Directive 1
In the essay on the arts at Princeton, how many graphic design courses does the Lewis Center offer this semester?

### Quoted text

Sondern_Cover

A tiny, one-sided, square banner dangled listlessly over McCosh Walk, trumpeting uselessly that Princeton Arts Weekend runs from October 10th through 12th. The banner had no further details, but the message was clear: to Princeton University, it is more important to say that arts are practiced on this campus than to provide support to the student-artists themselves.

Both the banner and weekend are paying lip-service to the growing importance of the arts at Princeton. Last year, the University began construction of the Arts and Transit Neighborhood, a project that will finally grant dedicated facilities to its programs in dance, theater, and visual arts. The University lacks an arts school, but its programs have grown in the past decade, thanks in part to the late Peter B. Lewis ’55, whose $101 million gift was used to establish the Lewis Center for the Arts in 2008.

One of the most striking developments in the Lewis Center is in its Program in Visual Arts, which began offering graphic design classes in 2010 at the direction of Art Professor Joe Scanlan, who was appointed director of the program a year earlier. This semester, the Lewis Center offers five graphic design courses. Lewis Center programming is distinct from a full major, and students wishing to complete a certificate must complete their art independent work—including a full creative thesis—in conjunction with their primary major’s independent work. Students seeking a certificate do not have the luxury of writing shorter theses for their primary department, nor can they fill only half of a gallery for their thesis show. Since the program only offers certificates and not majors, it indicates that artwork comes secondary to other academic work. Princeton’s already extraordinary workload also discourages students from even applying for the program, said Angela Zhou ’16, an ORFE major with a Visual Arts certificate, and students have to seriously consider abandoning their artistic ambitions in the face of tremendous workloads.

######
### Data for processing

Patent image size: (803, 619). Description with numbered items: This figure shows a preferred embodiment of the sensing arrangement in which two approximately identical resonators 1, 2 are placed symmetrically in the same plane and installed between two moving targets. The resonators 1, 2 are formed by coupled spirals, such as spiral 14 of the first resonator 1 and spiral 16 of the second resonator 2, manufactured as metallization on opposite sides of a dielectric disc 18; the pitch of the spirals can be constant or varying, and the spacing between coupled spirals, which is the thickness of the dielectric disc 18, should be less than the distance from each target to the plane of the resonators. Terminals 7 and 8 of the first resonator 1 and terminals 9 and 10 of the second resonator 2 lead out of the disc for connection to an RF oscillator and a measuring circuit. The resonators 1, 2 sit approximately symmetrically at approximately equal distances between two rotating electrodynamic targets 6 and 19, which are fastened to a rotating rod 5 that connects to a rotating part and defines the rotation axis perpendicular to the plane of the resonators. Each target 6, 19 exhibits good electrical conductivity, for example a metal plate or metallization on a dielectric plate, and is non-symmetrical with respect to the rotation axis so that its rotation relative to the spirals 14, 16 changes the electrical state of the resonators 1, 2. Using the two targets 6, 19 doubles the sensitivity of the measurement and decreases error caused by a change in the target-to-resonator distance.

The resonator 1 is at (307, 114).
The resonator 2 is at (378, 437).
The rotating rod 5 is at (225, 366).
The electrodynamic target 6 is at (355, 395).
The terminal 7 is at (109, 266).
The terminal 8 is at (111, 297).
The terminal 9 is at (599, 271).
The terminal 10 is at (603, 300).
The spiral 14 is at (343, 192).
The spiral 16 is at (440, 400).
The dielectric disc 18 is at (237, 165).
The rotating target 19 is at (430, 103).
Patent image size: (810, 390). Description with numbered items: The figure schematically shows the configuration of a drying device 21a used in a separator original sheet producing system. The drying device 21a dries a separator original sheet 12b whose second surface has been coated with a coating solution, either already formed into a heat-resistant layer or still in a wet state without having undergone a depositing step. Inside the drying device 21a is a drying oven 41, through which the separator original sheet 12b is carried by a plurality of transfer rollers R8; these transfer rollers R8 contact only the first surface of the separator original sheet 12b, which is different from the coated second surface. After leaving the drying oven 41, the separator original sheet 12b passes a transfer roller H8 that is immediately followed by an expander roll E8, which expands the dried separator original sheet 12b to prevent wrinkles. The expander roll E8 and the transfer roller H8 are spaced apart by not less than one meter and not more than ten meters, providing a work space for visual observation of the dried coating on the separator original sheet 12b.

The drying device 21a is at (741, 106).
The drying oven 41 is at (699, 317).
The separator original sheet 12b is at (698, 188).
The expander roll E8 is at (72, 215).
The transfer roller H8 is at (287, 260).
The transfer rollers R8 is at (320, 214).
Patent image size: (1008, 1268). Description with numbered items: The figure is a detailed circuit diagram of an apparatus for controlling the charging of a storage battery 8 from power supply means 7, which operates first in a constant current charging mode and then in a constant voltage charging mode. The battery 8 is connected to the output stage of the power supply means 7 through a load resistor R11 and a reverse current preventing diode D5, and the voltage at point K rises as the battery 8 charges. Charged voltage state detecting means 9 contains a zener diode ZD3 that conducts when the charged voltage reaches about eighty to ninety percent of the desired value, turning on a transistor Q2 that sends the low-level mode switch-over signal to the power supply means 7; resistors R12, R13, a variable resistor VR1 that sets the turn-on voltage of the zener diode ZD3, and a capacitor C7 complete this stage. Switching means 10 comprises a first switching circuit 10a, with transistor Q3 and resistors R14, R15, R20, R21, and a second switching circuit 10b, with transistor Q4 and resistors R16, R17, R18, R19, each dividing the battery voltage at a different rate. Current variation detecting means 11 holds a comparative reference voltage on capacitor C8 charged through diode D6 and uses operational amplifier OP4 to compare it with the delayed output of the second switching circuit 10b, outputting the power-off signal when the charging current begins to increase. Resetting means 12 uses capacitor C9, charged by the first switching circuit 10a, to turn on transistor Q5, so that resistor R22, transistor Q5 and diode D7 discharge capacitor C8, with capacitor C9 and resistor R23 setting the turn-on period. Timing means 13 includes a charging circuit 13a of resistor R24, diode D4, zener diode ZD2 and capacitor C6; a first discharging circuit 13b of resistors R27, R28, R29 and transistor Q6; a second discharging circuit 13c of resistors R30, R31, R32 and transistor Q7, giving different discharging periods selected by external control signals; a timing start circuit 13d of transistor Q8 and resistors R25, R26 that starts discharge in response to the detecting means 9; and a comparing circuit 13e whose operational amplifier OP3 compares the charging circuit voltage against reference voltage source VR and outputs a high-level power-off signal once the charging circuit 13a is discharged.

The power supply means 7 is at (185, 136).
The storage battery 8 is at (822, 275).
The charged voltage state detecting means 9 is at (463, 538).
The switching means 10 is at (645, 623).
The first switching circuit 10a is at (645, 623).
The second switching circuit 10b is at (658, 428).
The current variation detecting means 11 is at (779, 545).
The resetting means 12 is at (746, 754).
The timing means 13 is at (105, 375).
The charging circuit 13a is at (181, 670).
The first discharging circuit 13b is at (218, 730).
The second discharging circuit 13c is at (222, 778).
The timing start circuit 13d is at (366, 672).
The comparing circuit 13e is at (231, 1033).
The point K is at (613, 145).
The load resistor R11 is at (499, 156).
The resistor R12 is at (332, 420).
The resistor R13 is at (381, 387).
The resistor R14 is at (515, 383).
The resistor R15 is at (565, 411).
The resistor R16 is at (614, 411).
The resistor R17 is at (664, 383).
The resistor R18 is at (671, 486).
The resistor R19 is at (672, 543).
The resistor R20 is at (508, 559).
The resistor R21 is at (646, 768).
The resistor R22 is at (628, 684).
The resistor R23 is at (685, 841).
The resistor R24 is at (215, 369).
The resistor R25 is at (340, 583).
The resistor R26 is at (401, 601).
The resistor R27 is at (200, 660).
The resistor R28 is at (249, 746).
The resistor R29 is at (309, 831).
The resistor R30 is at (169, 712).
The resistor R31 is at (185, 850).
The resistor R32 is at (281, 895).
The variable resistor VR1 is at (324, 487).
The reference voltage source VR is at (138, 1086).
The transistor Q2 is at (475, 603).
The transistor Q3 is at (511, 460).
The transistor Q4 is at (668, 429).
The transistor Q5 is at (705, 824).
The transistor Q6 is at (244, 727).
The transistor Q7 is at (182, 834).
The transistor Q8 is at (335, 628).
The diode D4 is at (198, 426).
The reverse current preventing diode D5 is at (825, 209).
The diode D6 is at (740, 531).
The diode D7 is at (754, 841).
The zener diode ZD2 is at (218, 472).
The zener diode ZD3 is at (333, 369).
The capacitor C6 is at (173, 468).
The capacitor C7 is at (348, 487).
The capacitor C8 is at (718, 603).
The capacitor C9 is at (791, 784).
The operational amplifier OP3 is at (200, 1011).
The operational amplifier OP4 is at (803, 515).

######

Directive 2
Reproduce the part of the records that opens with the line containing "Patent image size: (810, 390)." and closes with the line containing "The expander roll E8 is at (72, 215).".

Complete output 1
Five.

Complete output 2
Patent image size: (810, 390). Description with numbered items: The figure schematically shows the configuration of a drying device 21a used in a separator original sheet producing system. The drying device 21a dries a separator original sheet 12b whose second surface has been coated with a coating solution, either already formed into a heat-resistant layer or still in a wet state without having undergone a depositing step. Inside the drying device 21a is a drying oven 41, through which the separator original sheet 12b is carried by a plurality of transfer rollers R8; these transfer rollers R8 contact only the first surface of the separator original sheet 12b, which is different from the coated second surface. After leaving the drying oven 41, the separator original sheet 12b passes a transfer roller H8 that is immediately followed by an expander roll E8, which expands the dried separator original sheet 12b to prevent wrinkles. The expander roll E8 and the transfer roller H8 are spaced apart by not less than one meter and not more than ten meters, providing a work space for visual observation of the dried coating on the separator original sheet 12b.

The drying device 21a is at (741, 106).
The drying oven 41 is at (699, 317).
The separator original sheet 12b is at (698, 188).
The expander roll E8 is at (72, 215).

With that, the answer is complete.